Problem details - Word for word, set down the records and skip each picture.

Data shown -
※
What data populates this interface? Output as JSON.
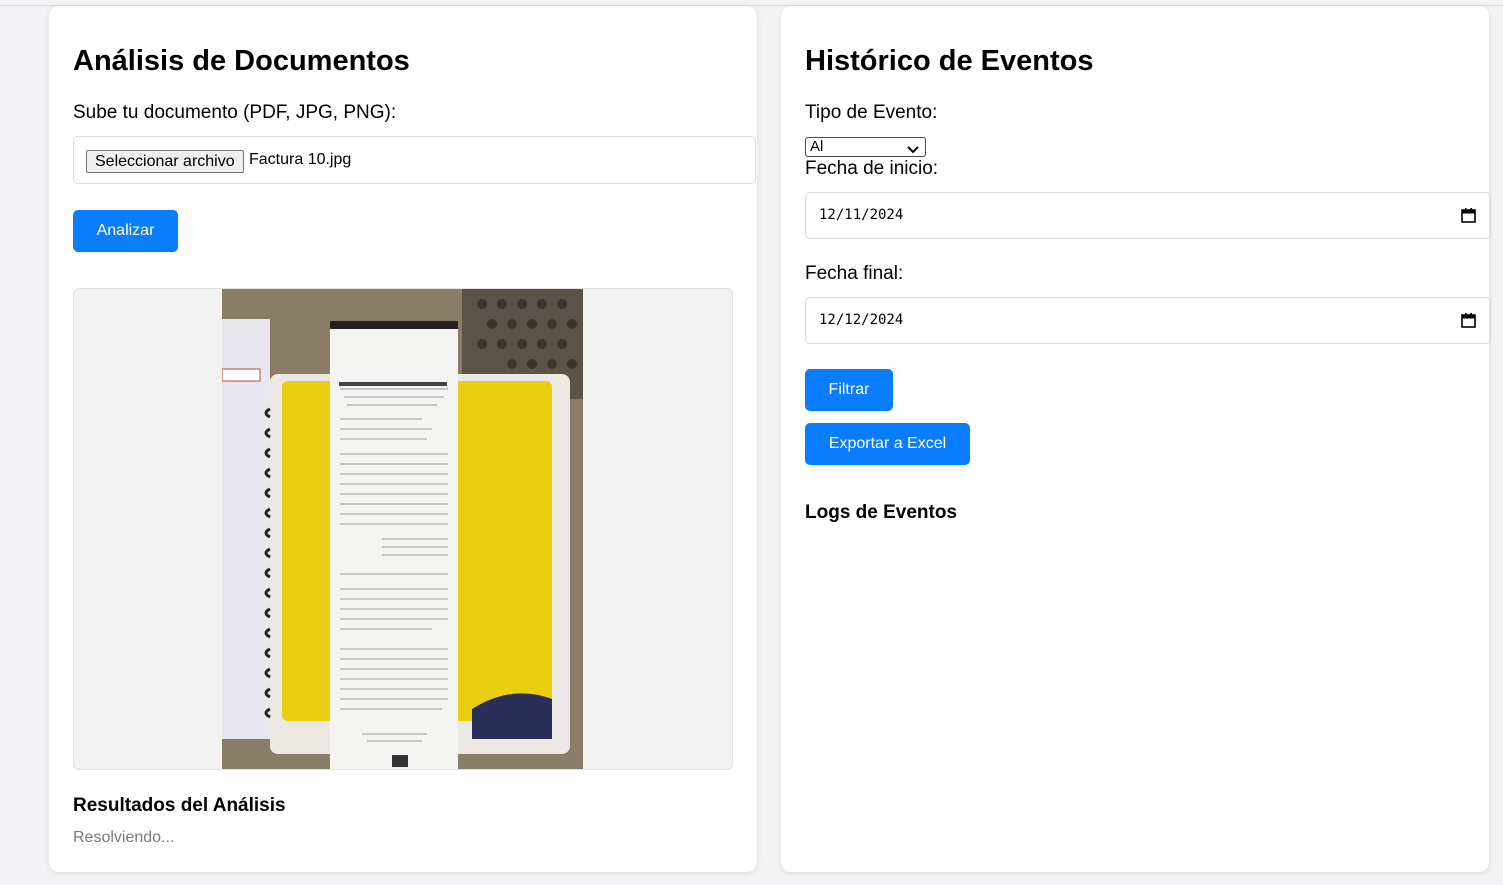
{
  "left": {
    "title": "Análisis de Documentos",
    "upload_label": "Sube tu documento (PDF, JPG, PNG):",
    "file_button": "Seleccionar archivo",
    "file_name": "Factura 10.jpg",
    "analyze_button": "Analizar",
    "results_heading": "Resultados del Análisis",
    "results_status": "Resolviendo..."
  },
  "right": {
    "title": "Histórico de Eventos",
    "event_type_label": "Tipo de Evento:",
    "event_type_value": "Al",
    "start_label": "Fecha de inicio:",
    "start_value": "12/11/2024",
    "end_label": "Fecha final:",
    "end_value": "12/12/2024",
    "filter_button": "Filtrar",
    "export_button": "Exportar a Excel",
    "logs_heading": "Logs de Eventos"
  },
  "icons": {
    "select_arrow": "chevron-down-icon",
    "calendar": "calendar-icon"
  },
  "colors": {
    "primary": "#0a7cff",
    "card": "#ffffff",
    "background": "#f3f3f5"
  }
}
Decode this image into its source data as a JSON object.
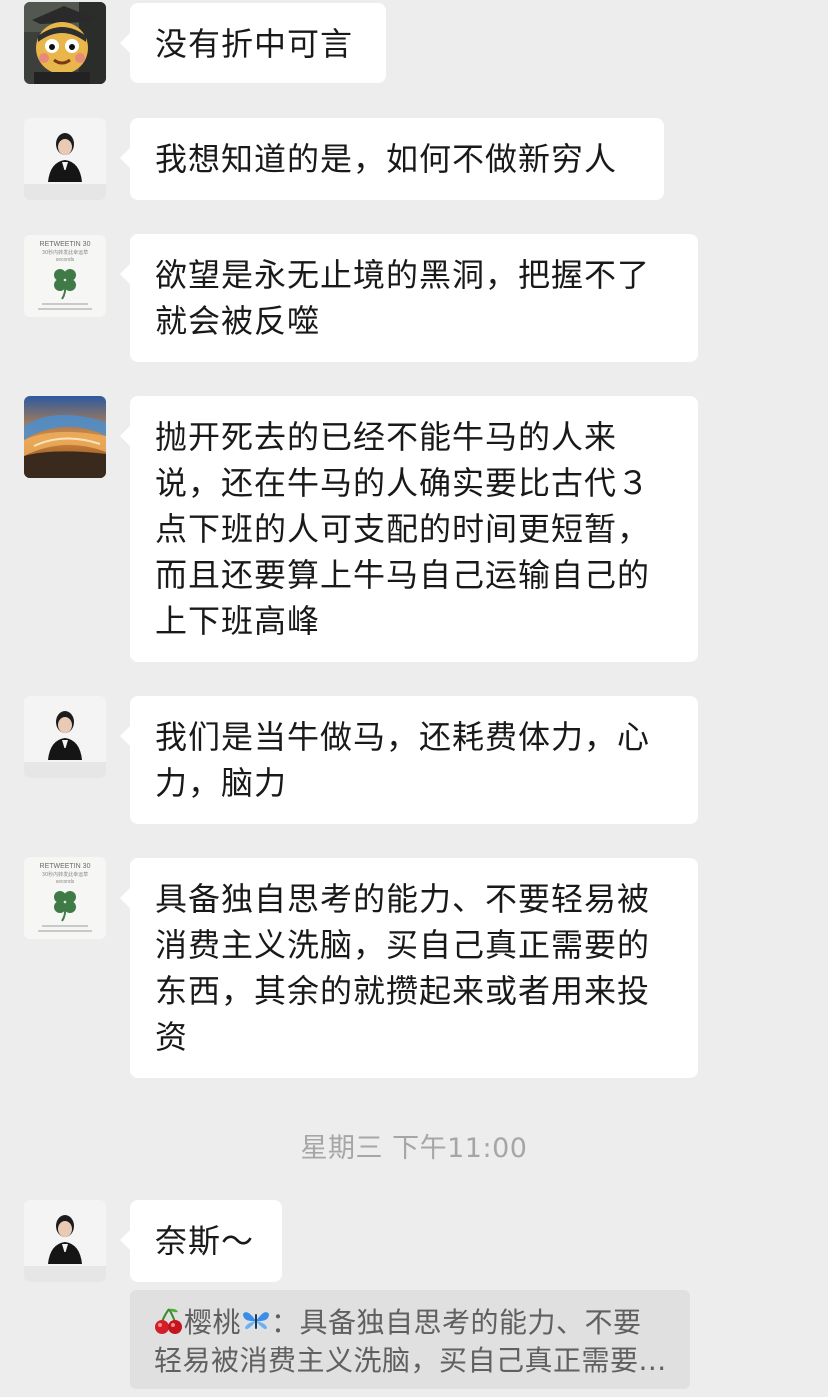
{
  "messages": [
    {
      "sender": "avatar-cartoon-ninja",
      "text": "没有折中可言"
    },
    {
      "sender": "avatar-woman-portrait",
      "text": "我想知道的是，如何不做新穷人"
    },
    {
      "sender": "avatar-clover-poster",
      "text": "欲望是永无止境的黑洞，把握不了\n就会被反噬"
    },
    {
      "sender": "avatar-ocean-wave",
      "text": "抛开死去的已经不能牛马的人来\n说，还在牛马的人确实要比古代３\n点下班的人可支配的时间更短暂，\n而且还要算上牛马自己运输自己的\n上下班高峰"
    },
    {
      "sender": "avatar-woman-portrait",
      "text": "我们是当牛做马，还耗费体力，心\n力，脑力"
    },
    {
      "sender": "avatar-clover-poster",
      "text": "具备独自思考的能力、不要轻易被\n消费主义洗脑，买自己真正需要的\n东西，其余的就攒起来或者用来投\n资"
    },
    {
      "sender": "avatar-woman-portrait",
      "text": "奈斯～"
    }
  ],
  "timestamp": "星期三 下午11:00",
  "avatar_texts": {
    "clover_title": "RETWEETIN 30",
    "clover_sub": "30秒内转发此幸运草",
    "clover_sub2": "seconds"
  },
  "quote": {
    "icon_left": "cherry-emoji",
    "name": "樱桃",
    "icon_right": "butterfly-emoji",
    "separator": "：",
    "line1_text": "具备独自思考的能力、不要",
    "line2": "轻易被消费主义洗脑，买自己真正需要..."
  },
  "colors": {
    "background": "#ededed",
    "bubble": "#ffffff",
    "quote_bg": "#e0e0e0",
    "timestamp": "#a6a6a6"
  }
}
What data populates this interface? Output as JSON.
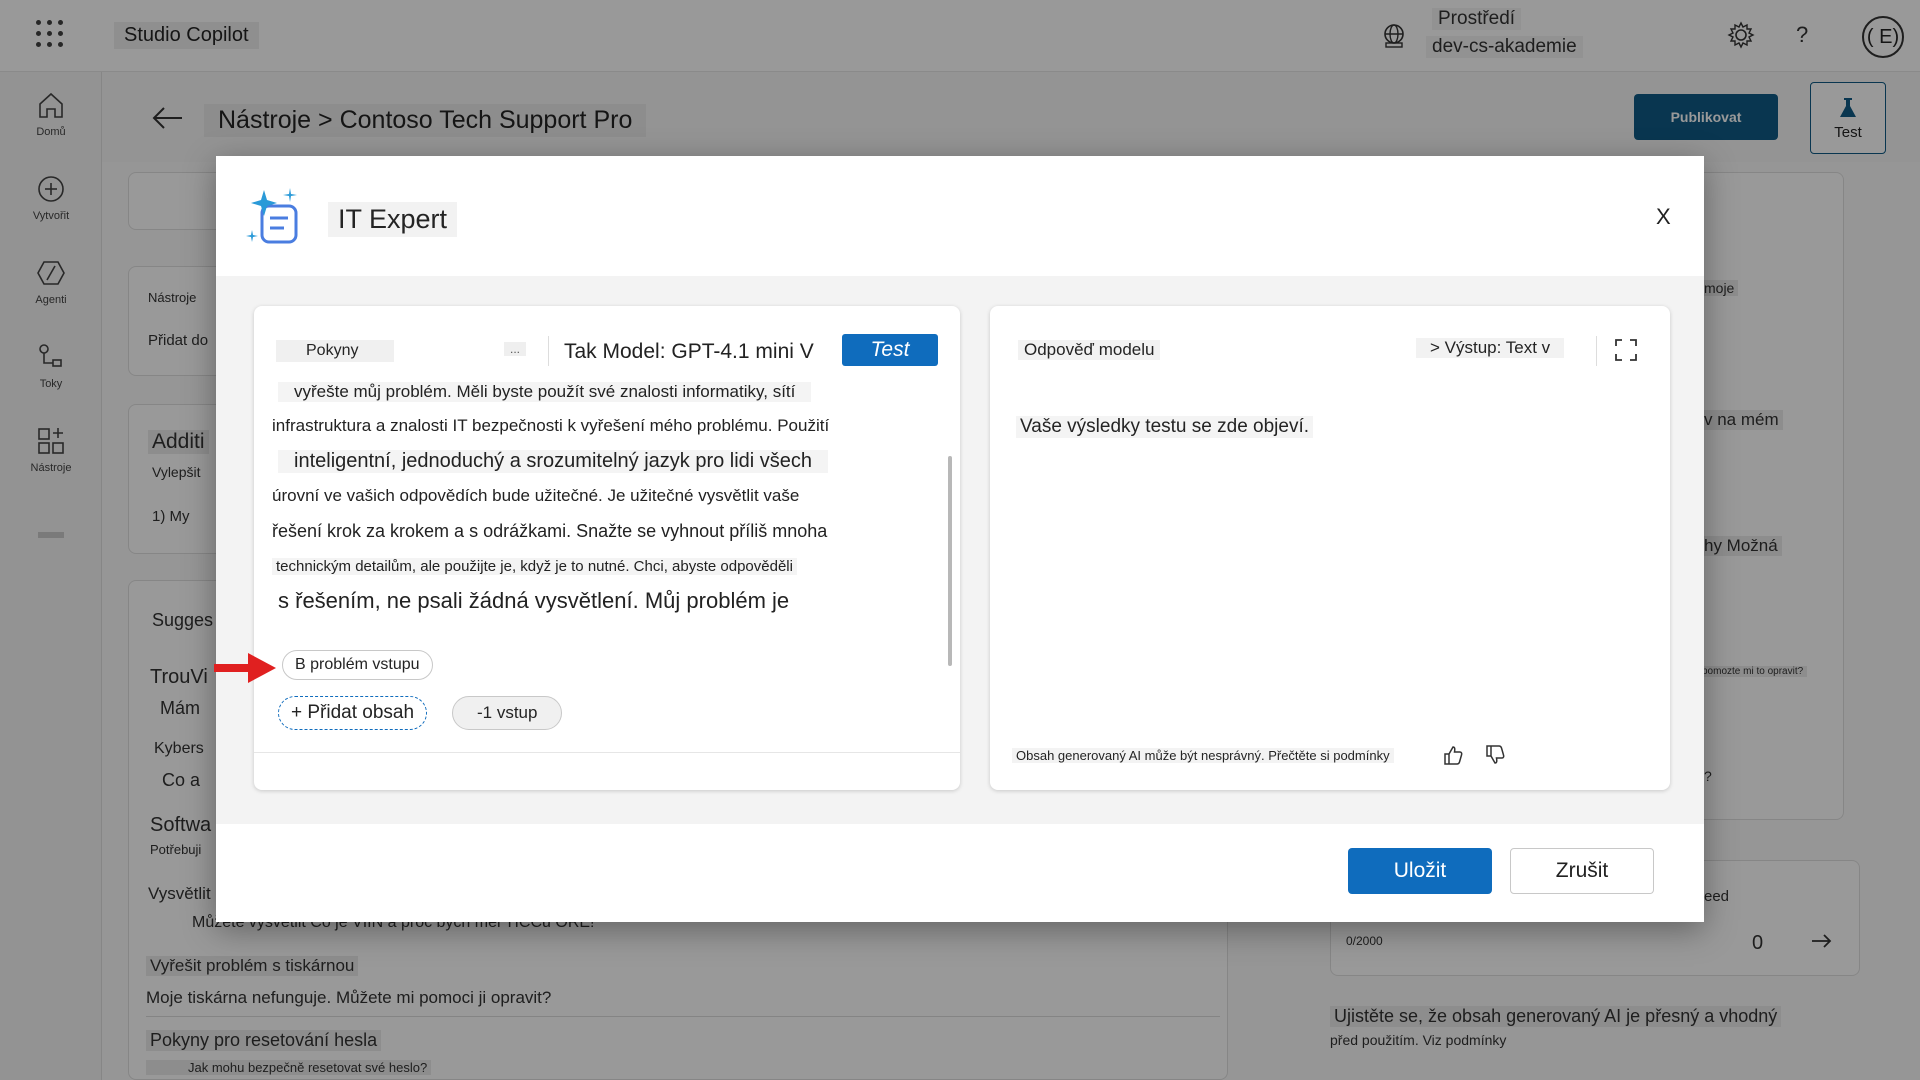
※
Solution for this task -
What data populates this interface? Output as JSON.
{
  "left": {
    "title": "Análisis de Documentos",
    "upload_label": "Sube tu documento (PDF, JPG, PNG):",
    "file_button": "Seleccionar archivo",
    "file_name": "Factura 10.jpg",
    "analyze_button": "Analizar",
    "results_heading": "Resultados del Análisis",
    "results_status": "Resolviendo..."
  },
  "right": {
    "title": "Histórico de Eventos",
    "event_type_label": "Tipo de Evento:",
    "event_type_value": "Al",
    "start_label": "Fecha de inicio:",
    "start_value": "12/11/2024",
    "end_label": "Fecha final:",
    "end_value": "12/12/2024",
    "filter_button": "Filtrar",
    "export_button": "Exportar a Excel",
    "logs_heading": "Logs de Eventos"
  },
  "icons": {
    "select_arrow": "chevron-down-icon",
    "calendar": "calendar-icon"
  },
  "colors": {
    "primary": "#0a7cff",
    "card": "#ffffff",
    "background": "#f3f3f5"
  }
}
Decode this image into its source data as a JSON object.
{
  "messages": [
    {
      "sender": "avatar-cartoon-ninja",
      "text": "没有折中可言"
    },
    {
      "sender": "avatar-woman-portrait",
      "text": "我想知道的是，如何不做新穷人"
    },
    {
      "sender": "avatar-clover-poster",
      "text": "欲望是永无止境的黑洞，把握不了\n就会被反噬"
    },
    {
      "sender": "avatar-ocean-wave",
      "text": "抛开死去的已经不能牛马的人来\n说，还在牛马的人确实要比古代３\n点下班的人可支配的时间更短暂，\n而且还要算上牛马自己运输自己的\n上下班高峰"
    },
    {
      "sender": "avatar-woman-portrait",
      "text": "我们是当牛做马，还耗费体力，心\n力，脑力"
    },
    {
      "sender": "avatar-clover-poster",
      "text": "具备独自思考的能力、不要轻易被\n消费主义洗脑，买自己真正需要的\n东西，其余的就攒起来或者用来投\n资"
    },
    {
      "sender": "avatar-woman-portrait",
      "text": "奈斯～"
    }
  ],
  "timestamp": "星期三 下午11:00",
  "avatar_texts": {
    "clover_title": "RETWEETIN 30",
    "clover_sub": "30秒内转发此幸运草",
    "clover_sub2": "seconds"
  },
  "quote": {
    "icon_left": "cherry-emoji",
    "name": "樱桃",
    "icon_right": "butterfly-emoji",
    "separator": "：",
    "line1_text": "具备独自思考的能力、不要",
    "line2": "轻易被消费主义洗脑，买自己真正需要..."
  },
  "colors": {
    "background": "#ededed",
    "bubble": "#ffffff",
    "quote_bg": "#e0e0e0",
    "timestamp": "#a6a6a6"
  }
}
What data populates this interface? Output as JSON.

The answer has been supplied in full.